* [Stated problem]
Show all lines holding the string "others".

* [Supplied entries]
------------------------------------------------------------
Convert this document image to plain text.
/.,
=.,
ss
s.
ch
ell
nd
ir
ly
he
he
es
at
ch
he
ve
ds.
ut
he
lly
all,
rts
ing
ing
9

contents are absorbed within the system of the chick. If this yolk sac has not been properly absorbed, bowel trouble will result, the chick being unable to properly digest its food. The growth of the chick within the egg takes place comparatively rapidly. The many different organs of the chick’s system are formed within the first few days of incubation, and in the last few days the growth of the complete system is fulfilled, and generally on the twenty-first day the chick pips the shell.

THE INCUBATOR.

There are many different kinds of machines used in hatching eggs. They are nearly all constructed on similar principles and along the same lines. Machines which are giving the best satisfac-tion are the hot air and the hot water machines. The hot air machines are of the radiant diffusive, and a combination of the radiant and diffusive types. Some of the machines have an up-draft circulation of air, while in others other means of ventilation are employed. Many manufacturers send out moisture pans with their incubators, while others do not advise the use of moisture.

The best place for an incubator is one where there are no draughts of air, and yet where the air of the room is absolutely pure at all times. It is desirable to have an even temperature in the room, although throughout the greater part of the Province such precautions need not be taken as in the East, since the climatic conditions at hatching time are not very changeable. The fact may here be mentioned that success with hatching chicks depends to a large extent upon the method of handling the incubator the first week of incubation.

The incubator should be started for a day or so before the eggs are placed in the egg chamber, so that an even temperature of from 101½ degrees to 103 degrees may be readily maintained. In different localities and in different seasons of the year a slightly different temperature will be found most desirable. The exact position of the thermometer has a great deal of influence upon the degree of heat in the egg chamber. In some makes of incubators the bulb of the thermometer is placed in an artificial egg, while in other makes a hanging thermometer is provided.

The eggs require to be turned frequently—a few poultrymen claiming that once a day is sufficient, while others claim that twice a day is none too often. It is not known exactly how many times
------------------------------------------------------------
* [Response]
There are many different kinds of machines used in hatching eggs. They are nearly all constructed on similar principles and along the same lines. Machines which are giving the best satisfac-tion are the hot air and the hot water machines. The hot air machines are of the radiant diffusive, and a combination of the radiant and diffusive types. Some of the machines have an up-draft circulation of air, while in others other means of ventilation are employed. Many manufacturers send out moisture pans with their incubators, while others do not advise the use of moisture.
The eggs require to be turned frequently—a few poultrymen claiming that once a day is sufficient, while others claim that twice a day is none too often. It is not known exactly how many times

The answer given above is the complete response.